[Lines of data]
<<<<
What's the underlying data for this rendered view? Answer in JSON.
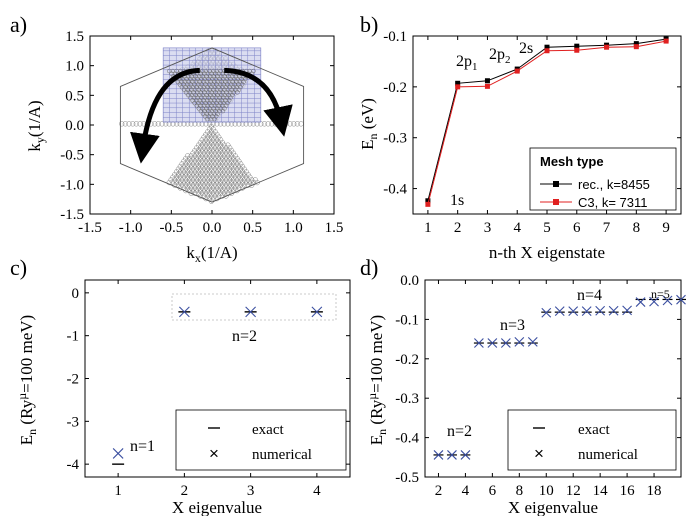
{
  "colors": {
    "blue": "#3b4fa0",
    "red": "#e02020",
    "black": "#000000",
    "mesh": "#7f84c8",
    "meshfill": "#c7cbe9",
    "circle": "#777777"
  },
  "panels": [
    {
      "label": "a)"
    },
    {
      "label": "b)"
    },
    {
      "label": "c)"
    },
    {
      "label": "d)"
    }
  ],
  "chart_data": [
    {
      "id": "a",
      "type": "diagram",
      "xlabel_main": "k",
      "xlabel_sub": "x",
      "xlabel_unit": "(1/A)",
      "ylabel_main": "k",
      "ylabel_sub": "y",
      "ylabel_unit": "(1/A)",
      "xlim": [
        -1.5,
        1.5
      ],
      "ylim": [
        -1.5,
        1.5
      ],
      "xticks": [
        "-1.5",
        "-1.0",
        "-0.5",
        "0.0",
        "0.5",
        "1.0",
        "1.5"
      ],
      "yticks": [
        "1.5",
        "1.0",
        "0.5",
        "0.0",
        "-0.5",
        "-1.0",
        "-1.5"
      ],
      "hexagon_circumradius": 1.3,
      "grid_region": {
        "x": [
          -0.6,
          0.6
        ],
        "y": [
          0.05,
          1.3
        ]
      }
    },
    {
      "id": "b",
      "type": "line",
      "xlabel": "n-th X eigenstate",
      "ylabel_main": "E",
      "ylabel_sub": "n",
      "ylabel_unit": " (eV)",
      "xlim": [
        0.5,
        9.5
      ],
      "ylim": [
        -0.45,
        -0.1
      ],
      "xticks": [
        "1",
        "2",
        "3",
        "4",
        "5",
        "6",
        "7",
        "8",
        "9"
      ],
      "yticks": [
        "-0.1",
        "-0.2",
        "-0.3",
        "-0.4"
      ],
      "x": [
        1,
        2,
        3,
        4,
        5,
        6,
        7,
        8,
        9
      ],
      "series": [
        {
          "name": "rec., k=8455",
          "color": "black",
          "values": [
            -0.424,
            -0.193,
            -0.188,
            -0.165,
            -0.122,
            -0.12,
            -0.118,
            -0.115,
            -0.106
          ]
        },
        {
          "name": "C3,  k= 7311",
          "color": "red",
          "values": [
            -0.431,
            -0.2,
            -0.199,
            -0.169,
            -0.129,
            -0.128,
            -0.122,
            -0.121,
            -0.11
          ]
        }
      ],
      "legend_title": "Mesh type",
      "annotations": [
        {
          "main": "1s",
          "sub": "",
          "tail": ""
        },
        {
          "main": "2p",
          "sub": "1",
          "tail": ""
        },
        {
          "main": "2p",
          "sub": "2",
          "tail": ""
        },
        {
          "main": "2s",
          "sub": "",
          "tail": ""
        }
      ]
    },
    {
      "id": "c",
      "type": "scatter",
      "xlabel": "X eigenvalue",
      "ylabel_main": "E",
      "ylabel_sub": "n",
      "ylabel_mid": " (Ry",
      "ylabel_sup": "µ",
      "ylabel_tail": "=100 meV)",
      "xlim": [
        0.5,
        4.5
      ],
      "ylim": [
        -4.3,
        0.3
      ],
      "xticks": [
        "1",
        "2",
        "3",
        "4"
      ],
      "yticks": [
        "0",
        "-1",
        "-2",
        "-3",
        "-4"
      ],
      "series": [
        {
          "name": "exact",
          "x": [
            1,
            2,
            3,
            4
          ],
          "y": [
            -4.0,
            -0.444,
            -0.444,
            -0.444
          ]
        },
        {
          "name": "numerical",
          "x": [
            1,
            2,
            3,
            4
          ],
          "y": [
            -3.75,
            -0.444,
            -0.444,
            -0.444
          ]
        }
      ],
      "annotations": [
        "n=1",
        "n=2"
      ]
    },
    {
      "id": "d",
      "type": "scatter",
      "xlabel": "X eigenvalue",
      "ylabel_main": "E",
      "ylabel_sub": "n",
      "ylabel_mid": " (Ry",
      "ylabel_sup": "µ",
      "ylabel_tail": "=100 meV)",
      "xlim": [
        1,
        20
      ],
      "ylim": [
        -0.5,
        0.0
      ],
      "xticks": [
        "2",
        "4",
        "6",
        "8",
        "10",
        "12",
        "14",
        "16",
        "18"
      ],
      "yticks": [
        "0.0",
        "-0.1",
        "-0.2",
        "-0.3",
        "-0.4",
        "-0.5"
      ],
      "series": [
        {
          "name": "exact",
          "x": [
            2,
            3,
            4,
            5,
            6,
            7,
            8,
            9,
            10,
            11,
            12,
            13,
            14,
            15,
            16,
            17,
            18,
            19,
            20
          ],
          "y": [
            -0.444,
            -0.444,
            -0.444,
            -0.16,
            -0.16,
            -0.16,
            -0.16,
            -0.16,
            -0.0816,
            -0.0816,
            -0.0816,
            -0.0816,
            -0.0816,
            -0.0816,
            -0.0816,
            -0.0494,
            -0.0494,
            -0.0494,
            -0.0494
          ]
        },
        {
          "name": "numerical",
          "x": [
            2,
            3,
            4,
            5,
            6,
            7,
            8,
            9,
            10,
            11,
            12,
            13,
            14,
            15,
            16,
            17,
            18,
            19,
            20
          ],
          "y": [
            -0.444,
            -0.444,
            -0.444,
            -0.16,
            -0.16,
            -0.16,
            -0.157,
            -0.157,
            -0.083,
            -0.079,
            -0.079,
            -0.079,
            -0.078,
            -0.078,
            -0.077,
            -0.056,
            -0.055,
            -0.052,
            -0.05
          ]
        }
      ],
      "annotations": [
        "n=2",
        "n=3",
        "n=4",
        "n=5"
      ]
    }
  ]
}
>>>>
<<<<
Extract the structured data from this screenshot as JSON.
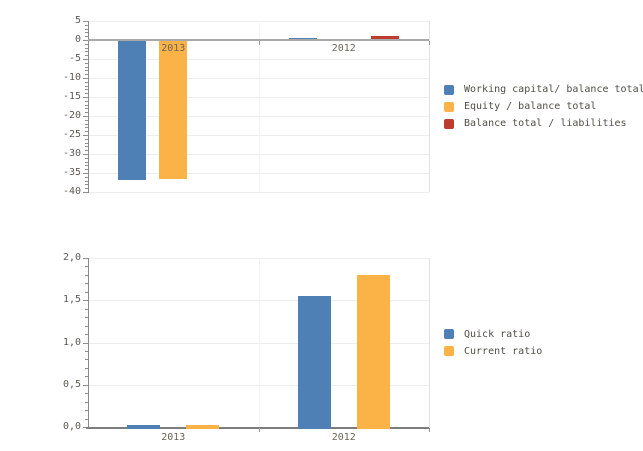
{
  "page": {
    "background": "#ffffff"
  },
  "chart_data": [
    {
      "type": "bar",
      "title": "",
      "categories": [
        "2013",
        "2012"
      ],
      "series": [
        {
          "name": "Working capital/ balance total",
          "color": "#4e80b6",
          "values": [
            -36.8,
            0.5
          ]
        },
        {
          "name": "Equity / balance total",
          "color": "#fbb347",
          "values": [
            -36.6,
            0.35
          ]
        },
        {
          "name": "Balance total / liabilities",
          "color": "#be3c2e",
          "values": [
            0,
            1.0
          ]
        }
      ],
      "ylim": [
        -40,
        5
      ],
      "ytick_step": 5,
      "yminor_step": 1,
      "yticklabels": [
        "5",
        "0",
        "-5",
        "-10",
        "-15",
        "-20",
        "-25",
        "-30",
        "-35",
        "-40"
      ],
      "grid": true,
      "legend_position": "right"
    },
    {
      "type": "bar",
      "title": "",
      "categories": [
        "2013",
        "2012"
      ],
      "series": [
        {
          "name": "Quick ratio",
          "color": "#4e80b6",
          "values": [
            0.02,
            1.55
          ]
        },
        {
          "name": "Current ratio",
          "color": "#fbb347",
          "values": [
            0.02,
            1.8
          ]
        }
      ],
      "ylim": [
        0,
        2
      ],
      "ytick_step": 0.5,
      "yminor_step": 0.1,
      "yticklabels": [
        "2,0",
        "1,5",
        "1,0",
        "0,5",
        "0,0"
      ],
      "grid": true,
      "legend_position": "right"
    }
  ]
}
>>>>
:: Stated problem ::
Take every line from the records above that has the word "JSON" and copy it.

:: Correct response ::
What's the underlying data for this rendered view? Answer in JSON.
Extract the structured data from this screenshot as JSON.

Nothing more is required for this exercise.